▸ Work to complete
Could you transcribe the material below exactly, without leaving out a single line?

▸ Provided records
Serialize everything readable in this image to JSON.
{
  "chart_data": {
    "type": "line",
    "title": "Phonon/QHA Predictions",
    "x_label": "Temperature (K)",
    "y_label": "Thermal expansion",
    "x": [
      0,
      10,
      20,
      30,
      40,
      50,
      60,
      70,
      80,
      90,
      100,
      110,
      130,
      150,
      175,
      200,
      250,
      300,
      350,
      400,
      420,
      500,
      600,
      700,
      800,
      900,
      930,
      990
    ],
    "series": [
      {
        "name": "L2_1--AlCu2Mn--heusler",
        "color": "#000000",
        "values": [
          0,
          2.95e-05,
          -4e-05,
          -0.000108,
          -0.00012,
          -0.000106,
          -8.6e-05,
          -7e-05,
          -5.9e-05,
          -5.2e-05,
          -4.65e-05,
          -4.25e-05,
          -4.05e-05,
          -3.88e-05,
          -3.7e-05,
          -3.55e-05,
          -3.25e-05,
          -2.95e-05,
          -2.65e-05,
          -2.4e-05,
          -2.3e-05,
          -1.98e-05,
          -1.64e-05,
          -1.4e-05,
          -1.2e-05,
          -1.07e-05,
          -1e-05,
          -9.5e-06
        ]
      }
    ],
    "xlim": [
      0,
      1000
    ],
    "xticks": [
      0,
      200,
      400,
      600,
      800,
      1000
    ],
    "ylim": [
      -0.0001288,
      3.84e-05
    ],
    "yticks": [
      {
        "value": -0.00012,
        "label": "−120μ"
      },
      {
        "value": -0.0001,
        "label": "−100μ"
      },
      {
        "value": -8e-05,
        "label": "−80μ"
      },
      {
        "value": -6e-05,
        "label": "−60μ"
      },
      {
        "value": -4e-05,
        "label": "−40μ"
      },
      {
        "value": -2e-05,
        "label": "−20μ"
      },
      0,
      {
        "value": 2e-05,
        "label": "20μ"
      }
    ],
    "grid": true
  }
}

▸ Written answer
Serialize everything readable in this image to JSON.
{
  "chart_data": {
    "type": "line",
    "title": "Phonon/QHA Predictions",
    "x_label": "Temperature (K)",
    "y_label": "Thermal expansion",
    "x": [
      0,
      10,
      20,
      30,
      40,
      50,
      60,
      70,
      80,
      90,
      100,
      110,
      130,
      150,
      175,
      200,
      250,
      300,
      350,
      400,
      420,
      500,
      600,
      700,
      800,
      900,
      930,
      990
    ],
    "series": [
      {
        "name": "L2_1--AlCu2Mn--heusler",
        "color": "#000000",
        "values": [
          0,
          2.95e-05,
          -4e-05,
          -0.000108,
          -0.00012,
          -0.000106,
          -8.6e-05,
          -7e-05,
          -5.9e-05,
          -5.2e-05,
          -4.65e-05,
          -4.25e-05,
          -4.05e-05,
          -3.88e-05,
          -3.7e-05,
          -3.55e-05,
          -3.25e-05,
          -2.95e-05,
          -2.65e-05,
          -2.4e-05,
          -2.3e-05,
          -1.98e-05,
          -1.64e-05,
          -1.4e-05,
          -1.2e-05,
          -1.07e-05,
          -1e-05,
          -9.5e-06
        ]
      }
    ],
    "xlim": [
      0,
      1000
    ],
    "xticks": [
      0,
      200,
      400,
      600,
      800,
      1000
    ],
    "ylim": [
      -0.0001288,
      3.84e-05
    ],
    "yticks": [
      {
        "value": -0.00012,
        "label": "−120μ"
      },
      {
        "value": -0.0001,
        "label": "−100μ"
      },
      {
        "value": -8e-05,
        "label": "−80μ"
      },
      {
        "value": -6e-05,
        "label": "−60μ"
      },
      {
        "value": -4e-05,
        "label": "−40μ"
      },
      {
        "value": -2e-05,
        "label": "−20μ"
      },
      0,
      {
        "value": 2e-05,
        "label": "20μ"
      }
    ],
    "grid": true
  }
}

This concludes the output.